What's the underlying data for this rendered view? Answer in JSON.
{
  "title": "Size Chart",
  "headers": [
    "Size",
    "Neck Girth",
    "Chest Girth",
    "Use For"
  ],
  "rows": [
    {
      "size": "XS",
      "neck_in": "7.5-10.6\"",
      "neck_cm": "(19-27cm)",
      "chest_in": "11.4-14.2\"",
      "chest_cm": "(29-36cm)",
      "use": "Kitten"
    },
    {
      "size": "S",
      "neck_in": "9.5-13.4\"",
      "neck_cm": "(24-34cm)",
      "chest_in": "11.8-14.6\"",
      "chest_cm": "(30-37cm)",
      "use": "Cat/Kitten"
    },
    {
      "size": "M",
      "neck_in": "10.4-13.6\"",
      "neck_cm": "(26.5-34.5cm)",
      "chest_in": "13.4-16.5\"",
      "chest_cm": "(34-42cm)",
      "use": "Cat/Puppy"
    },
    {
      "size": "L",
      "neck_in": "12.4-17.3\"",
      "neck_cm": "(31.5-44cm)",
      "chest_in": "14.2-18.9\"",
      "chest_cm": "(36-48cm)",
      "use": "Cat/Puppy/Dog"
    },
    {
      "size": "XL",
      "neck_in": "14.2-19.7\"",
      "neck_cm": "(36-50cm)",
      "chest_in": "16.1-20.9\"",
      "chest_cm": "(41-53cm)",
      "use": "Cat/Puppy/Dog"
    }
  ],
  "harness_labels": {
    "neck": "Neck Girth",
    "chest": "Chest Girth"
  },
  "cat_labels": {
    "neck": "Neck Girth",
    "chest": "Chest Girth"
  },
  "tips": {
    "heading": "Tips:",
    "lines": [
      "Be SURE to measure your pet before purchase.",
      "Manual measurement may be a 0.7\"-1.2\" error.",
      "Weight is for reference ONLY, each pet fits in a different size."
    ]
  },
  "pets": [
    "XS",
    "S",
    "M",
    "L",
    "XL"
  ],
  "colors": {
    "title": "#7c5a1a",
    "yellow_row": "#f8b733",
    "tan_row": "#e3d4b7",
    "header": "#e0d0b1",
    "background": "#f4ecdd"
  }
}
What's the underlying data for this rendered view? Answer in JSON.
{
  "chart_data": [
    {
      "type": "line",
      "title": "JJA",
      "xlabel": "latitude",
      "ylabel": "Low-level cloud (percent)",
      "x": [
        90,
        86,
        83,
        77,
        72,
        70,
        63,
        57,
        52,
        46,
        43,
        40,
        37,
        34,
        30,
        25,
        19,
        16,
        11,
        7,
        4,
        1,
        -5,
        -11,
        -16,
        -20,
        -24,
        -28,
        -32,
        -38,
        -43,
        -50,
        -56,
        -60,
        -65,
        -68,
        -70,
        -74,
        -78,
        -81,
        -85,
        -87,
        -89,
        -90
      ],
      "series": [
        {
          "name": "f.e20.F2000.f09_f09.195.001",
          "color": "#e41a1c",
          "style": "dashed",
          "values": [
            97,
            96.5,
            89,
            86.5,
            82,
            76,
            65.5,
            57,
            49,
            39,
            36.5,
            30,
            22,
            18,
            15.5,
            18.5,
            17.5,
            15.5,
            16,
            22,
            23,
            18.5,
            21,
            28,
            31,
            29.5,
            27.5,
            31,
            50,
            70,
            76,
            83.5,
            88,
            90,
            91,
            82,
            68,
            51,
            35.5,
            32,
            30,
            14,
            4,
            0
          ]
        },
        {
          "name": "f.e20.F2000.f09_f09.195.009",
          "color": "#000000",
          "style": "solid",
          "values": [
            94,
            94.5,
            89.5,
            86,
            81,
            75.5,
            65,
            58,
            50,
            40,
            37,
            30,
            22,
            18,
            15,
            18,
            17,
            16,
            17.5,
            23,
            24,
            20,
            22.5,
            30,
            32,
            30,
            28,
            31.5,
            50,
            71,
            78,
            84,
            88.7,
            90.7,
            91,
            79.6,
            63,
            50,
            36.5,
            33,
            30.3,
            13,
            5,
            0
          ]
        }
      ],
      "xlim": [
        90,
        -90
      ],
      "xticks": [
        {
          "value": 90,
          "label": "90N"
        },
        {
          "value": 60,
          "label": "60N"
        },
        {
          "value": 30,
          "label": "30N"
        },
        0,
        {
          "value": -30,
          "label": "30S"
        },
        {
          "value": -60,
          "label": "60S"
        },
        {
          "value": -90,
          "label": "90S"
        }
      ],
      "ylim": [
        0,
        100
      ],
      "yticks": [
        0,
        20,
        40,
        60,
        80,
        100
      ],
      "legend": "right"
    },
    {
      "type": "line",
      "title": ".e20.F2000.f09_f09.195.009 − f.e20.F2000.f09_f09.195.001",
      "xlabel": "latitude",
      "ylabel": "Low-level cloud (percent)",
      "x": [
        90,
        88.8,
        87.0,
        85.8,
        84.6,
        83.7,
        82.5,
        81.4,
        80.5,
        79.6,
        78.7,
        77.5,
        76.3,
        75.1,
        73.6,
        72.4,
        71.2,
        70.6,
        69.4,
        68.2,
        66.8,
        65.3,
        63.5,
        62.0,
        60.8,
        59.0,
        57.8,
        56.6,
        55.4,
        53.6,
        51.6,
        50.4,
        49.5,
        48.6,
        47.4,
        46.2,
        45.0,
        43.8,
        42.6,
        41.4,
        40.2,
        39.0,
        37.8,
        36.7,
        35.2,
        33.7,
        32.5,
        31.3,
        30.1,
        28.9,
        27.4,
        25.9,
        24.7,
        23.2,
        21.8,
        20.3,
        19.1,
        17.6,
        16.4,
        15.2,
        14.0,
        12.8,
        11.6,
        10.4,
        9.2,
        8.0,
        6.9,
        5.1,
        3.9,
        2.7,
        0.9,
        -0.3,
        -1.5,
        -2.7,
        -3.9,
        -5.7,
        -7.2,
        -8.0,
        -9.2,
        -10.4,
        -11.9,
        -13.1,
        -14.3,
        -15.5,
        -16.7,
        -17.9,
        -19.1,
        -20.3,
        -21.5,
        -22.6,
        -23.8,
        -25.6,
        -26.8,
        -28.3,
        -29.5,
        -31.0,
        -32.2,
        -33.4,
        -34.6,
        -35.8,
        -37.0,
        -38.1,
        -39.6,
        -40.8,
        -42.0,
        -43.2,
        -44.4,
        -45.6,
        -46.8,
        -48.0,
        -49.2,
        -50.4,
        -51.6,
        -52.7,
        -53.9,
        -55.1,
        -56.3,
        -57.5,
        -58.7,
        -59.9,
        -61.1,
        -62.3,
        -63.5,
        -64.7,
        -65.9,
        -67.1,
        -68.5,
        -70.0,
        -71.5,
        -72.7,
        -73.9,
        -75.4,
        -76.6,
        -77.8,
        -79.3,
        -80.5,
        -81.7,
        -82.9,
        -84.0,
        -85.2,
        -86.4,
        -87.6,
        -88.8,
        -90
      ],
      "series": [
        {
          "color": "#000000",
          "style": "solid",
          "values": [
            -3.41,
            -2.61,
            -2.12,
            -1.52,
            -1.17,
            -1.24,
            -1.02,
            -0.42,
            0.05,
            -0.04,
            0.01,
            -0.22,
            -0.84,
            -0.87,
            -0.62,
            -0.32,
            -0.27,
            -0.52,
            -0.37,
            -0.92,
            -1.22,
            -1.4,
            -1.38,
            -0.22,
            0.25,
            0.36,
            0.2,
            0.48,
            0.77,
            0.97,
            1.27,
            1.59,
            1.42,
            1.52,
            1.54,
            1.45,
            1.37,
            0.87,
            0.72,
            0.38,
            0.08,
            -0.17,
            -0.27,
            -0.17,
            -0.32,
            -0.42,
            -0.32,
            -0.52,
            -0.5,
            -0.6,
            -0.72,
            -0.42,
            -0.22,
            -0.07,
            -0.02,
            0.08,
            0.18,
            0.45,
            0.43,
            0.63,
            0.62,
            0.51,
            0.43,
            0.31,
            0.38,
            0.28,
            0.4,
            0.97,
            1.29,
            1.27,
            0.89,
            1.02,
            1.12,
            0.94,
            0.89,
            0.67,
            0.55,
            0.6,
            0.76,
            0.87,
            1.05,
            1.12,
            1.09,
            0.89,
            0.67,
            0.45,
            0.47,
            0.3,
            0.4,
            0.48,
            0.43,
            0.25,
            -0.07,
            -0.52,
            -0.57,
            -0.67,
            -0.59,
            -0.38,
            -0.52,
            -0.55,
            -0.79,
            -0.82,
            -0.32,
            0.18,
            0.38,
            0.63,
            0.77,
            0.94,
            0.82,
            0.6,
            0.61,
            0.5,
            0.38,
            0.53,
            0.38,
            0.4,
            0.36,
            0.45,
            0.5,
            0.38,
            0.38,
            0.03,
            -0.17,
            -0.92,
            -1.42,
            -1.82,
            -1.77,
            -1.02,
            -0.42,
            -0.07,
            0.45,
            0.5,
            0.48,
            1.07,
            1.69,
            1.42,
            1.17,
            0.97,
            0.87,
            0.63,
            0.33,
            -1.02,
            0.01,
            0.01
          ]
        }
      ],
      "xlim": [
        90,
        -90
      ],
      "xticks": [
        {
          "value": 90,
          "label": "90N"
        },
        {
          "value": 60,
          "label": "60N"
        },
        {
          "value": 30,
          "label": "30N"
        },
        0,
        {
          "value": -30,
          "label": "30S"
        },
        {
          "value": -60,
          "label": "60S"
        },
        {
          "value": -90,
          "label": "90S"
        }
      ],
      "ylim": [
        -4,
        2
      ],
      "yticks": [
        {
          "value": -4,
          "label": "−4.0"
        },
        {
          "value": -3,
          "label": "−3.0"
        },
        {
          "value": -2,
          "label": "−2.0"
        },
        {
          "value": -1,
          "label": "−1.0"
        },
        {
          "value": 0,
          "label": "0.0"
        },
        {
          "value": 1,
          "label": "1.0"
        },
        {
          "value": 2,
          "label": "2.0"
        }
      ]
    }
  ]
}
■ ■ ■ ■ ■
▶ **What is expected**: Find the word "title" in the records and pull out each line that has it.

▶ **Correct result**:
  "title": "Size Chart",
    "title": "#7c5a1a",
      "title": "JJA",
      "title": ".e20.F2000.f09_f09.195.009 − f.e20.F2000.f09_f09.195.001",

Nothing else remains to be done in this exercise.